* _Instructions for the task_: Without altering anything, output the material below.

Entries with figure data:
>> START
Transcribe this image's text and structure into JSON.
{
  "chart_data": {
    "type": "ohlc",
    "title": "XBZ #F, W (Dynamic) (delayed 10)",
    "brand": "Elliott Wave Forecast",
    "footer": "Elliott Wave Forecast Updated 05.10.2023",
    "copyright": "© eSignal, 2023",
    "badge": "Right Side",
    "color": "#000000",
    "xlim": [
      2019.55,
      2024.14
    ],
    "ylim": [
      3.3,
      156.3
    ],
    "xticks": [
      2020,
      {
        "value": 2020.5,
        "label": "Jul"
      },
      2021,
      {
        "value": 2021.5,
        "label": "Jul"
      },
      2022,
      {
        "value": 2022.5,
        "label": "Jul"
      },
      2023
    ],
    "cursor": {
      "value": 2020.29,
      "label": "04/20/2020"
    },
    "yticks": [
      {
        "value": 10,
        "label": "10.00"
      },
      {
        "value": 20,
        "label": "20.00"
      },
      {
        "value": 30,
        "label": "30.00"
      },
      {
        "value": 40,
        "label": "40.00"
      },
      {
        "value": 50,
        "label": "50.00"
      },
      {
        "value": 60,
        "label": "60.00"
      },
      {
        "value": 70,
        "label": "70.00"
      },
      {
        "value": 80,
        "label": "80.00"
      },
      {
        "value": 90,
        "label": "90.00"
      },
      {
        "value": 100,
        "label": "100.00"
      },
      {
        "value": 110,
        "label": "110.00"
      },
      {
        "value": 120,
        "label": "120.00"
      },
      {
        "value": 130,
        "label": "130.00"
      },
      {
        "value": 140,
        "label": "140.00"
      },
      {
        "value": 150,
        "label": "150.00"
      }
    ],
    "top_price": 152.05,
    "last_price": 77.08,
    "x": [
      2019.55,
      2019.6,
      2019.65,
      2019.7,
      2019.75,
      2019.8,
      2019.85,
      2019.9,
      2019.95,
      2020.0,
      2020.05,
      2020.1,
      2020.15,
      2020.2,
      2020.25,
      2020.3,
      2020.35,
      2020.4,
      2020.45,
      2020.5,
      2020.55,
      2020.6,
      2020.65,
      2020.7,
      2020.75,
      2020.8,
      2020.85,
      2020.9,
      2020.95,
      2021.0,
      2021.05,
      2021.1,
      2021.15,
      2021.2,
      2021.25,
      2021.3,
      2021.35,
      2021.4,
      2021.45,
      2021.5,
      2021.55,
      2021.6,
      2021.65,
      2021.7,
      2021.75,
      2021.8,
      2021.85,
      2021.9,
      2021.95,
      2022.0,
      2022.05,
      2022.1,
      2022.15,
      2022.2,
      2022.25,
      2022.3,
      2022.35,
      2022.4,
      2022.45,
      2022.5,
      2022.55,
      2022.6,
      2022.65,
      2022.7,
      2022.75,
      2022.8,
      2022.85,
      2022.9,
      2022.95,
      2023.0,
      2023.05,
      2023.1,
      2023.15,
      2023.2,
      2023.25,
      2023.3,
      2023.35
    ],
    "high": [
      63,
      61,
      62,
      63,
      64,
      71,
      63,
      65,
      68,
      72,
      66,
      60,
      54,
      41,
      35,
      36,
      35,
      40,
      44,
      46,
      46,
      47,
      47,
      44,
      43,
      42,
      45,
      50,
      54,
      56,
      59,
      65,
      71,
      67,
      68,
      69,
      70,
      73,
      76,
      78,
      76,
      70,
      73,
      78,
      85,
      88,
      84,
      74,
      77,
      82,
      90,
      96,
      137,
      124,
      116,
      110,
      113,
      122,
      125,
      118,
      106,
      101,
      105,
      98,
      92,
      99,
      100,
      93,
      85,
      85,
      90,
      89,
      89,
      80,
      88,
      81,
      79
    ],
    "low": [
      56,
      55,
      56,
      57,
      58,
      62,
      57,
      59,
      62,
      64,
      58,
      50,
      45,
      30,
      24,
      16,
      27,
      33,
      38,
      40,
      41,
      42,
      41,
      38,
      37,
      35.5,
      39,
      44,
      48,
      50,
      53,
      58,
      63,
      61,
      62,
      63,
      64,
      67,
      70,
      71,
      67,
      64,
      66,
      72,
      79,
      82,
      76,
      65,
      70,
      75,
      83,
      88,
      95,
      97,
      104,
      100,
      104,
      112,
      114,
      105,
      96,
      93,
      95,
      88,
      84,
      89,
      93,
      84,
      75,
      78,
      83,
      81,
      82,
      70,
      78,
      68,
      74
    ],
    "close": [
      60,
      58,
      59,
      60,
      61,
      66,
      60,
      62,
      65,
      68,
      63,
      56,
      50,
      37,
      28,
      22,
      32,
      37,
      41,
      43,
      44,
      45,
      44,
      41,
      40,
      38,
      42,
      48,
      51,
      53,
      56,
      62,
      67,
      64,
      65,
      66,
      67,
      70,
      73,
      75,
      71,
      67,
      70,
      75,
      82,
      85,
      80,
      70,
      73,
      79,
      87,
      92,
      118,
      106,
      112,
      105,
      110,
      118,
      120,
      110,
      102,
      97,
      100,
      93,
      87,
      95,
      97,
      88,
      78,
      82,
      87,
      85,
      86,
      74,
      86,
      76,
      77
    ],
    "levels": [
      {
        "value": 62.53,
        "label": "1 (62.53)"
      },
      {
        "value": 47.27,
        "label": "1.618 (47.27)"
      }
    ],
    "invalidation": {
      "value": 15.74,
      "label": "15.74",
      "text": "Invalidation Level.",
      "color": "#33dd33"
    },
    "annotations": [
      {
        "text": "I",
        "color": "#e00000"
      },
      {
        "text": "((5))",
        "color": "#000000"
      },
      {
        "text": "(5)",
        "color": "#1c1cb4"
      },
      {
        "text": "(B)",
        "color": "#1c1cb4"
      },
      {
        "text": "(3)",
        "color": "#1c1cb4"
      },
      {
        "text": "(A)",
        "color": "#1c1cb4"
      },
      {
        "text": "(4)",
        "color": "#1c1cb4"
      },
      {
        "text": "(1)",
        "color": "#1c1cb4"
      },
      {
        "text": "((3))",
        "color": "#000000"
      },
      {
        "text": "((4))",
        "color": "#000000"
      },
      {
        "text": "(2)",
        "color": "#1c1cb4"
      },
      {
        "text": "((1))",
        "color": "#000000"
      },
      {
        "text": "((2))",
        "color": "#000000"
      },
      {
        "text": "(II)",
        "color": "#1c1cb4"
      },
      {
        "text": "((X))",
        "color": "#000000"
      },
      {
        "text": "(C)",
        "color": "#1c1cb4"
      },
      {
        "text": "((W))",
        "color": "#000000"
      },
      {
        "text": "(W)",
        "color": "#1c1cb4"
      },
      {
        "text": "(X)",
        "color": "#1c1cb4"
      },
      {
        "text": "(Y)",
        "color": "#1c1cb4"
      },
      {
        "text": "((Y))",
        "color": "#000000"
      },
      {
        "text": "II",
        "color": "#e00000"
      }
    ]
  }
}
>> END
* _Exercise solution_:
Transcribe this image's text and structure into JSON.
{
  "chart_data": {
    "type": "ohlc",
    "title": "XBZ #F, W (Dynamic) (delayed 10)",
    "brand": "Elliott Wave Forecast",
    "footer": "Elliott Wave Forecast Updated 05.10.2023",
    "copyright": "© eSignal, 2023",
    "badge": "Right Side",
    "color": "#000000",
    "xlim": [
      2019.55,
      2024.14
    ],
    "ylim": [
      3.3,
      156.3
    ],
    "xticks": [
      2020,
      {
        "value": 2020.5,
        "label": "Jul"
      },
      2021,
      {
        "value": 2021.5,
        "label": "Jul"
      },
      2022,
      {
        "value": 2022.5,
        "label": "Jul"
      },
      2023
    ],
    "cursor": {
      "value": 2020.29,
      "label": "04/20/2020"
    },
    "yticks": [
      {
        "value": 10,
        "label": "10.00"
      },
      {
        "value": 20,
        "label": "20.00"
      },
      {
        "value": 30,
        "label": "30.00"
      },
      {
        "value": 40,
        "label": "40.00"
      },
      {
        "value": 50,
        "label": "50.00"
      },
      {
        "value": 60,
        "label": "60.00"
      },
      {
        "value": 70,
        "label": "70.00"
      },
      {
        "value": 80,
        "label": "80.00"
      },
      {
        "value": 90,
        "label": "90.00"
      },
      {
        "value": 100,
        "label": "100.00"
      },
      {
        "value": 110,
        "label": "110.00"
      },
      {
        "value": 120,
        "label": "120.00"
      },
      {
        "value": 130,
        "label": "130.00"
      },
      {
        "value": 140,
        "label": "140.00"
      },
      {
        "value": 150,
        "label": "150.00"
      }
    ],
    "top_price": 152.05,
    "last_price": 77.08,
    "x": [
      2019.55,
      2019.6,
      2019.65,
      2019.7,
      2019.75,
      2019.8,
      2019.85,
      2019.9,
      2019.95,
      2020.0,
      2020.05,
      2020.1,
      2020.15,
      2020.2,
      2020.25,
      2020.3,
      2020.35,
      2020.4,
      2020.45,
      2020.5,
      2020.55,
      2020.6,
      2020.65,
      2020.7,
      2020.75,
      2020.8,
      2020.85,
      2020.9,
      2020.95,
      2021.0,
      2021.05,
      2021.1,
      2021.15,
      2021.2,
      2021.25,
      2021.3,
      2021.35,
      2021.4,
      2021.45,
      2021.5,
      2021.55,
      2021.6,
      2021.65,
      2021.7,
      2021.75,
      2021.8,
      2021.85,
      2021.9,
      2021.95,
      2022.0,
      2022.05,
      2022.1,
      2022.15,
      2022.2,
      2022.25,
      2022.3,
      2022.35,
      2022.4,
      2022.45,
      2022.5,
      2022.55,
      2022.6,
      2022.65,
      2022.7,
      2022.75,
      2022.8,
      2022.85,
      2022.9,
      2022.95,
      2023.0,
      2023.05,
      2023.1,
      2023.15,
      2023.2,
      2023.25,
      2023.3,
      2023.35
    ],
    "high": [
      63,
      61,
      62,
      63,
      64,
      71,
      63,
      65,
      68,
      72,
      66,
      60,
      54,
      41,
      35,
      36,
      35,
      40,
      44,
      46,
      46,
      47,
      47,
      44,
      43,
      42,
      45,
      50,
      54,
      56,
      59,
      65,
      71,
      67,
      68,
      69,
      70,
      73,
      76,
      78,
      76,
      70,
      73,
      78,
      85,
      88,
      84,
      74,
      77,
      82,
      90,
      96,
      137,
      124,
      116,
      110,
      113,
      122,
      125,
      118,
      106,
      101,
      105,
      98,
      92,
      99,
      100,
      93,
      85,
      85,
      90,
      89,
      89,
      80,
      88,
      81,
      79
    ],
    "low": [
      56,
      55,
      56,
      57,
      58,
      62,
      57,
      59,
      62,
      64,
      58,
      50,
      45,
      30,
      24,
      16,
      27,
      33,
      38,
      40,
      41,
      42,
      41,
      38,
      37,
      35.5,
      39,
      44,
      48,
      50,
      53,
      58,
      63,
      61,
      62,
      63,
      64,
      67,
      70,
      71,
      67,
      64,
      66,
      72,
      79,
      82,
      76,
      65,
      70,
      75,
      83,
      88,
      95,
      97,
      104,
      100,
      104,
      112,
      114,
      105,
      96,
      93,
      95,
      88,
      84,
      89,
      93,
      84,
      75,
      78,
      83,
      81,
      82,
      70,
      78,
      68,
      74
    ],
    "close": [
      60,
      58,
      59,
      60,
      61,
      66,
      60,
      62,
      65,
      68,
      63,
      56,
      50,
      37,
      28,
      22,
      32,
      37,
      41,
      43,
      44,
      45,
      44,
      41,
      40,
      38,
      42,
      48,
      51,
      53,
      56,
      62,
      67,
      64,
      65,
      66,
      67,
      70,
      73,
      75,
      71,
      67,
      70,
      75,
      82,
      85,
      80,
      70,
      73,
      79,
      87,
      92,
      118,
      106,
      112,
      105,
      110,
      118,
      120,
      110,
      102,
      97,
      100,
      93,
      87,
      95,
      97,
      88,
      78,
      82,
      87,
      85,
      86,
      74,
      86,
      76,
      77
    ],
    "levels": [
      {
        "value": 62.53,
        "label": "1 (62.53)"
      },
      {
        "value": 47.27,
        "label": "1.618 (47.27)"
      }
    ],
    "invalidation": {
      "value": 15.74,
      "label": "15.74",
      "text": "Invalidation Level.",
      "color": "#33dd33"
    },
    "annotations": [
      {
        "text": "I",
        "color": "#e00000"
      },
      {
        "text": "((5))",
        "color": "#000000"
      },
      {
        "text": "(5)",
        "color": "#1c1cb4"
      },
      {
        "text": "(B)",
        "color": "#1c1cb4"
      },
      {
        "text": "(3)",
        "color": "#1c1cb4"
      },
      {
        "text": "(A)",
        "color": "#1c1cb4"
      },
      {
        "text": "(4)",
        "color": "#1c1cb4"
      },
      {
        "text": "(1)",
        "color": "#1c1cb4"
      },
      {
        "text": "((3))",
        "color": "#000000"
      },
      {
        "text": "((4))",
        "color": "#000000"
      },
      {
        "text": "(2)",
        "color": "#1c1cb4"
      },
      {
        "text": "((1))",
        "color": "#000000"
      },
      {
        "text": "((2))",
        "color": "#000000"
      },
      {
        "text": "(II)",
        "color": "#1c1cb4"
      },
      {
        "text": "((X))",
        "color": "#000000"
      },
      {
        "text": "(C)",
        "color": "#1c1cb4"
      },
      {
        "text": "((W))",
        "color": "#000000"
      },
      {
        "text": "(W)",
        "color": "#1c1cb4"
      },
      {
        "text": "(X)",
        "color": "#1c1cb4"
      },
      {
        "text": "(Y)",
        "color": "#1c1cb4"
      },
      {
        "text": "((Y))",
        "color": "#000000"
      },
      {
        "text": "II",
        "color": "#e00000"
      }
    ]
  }
}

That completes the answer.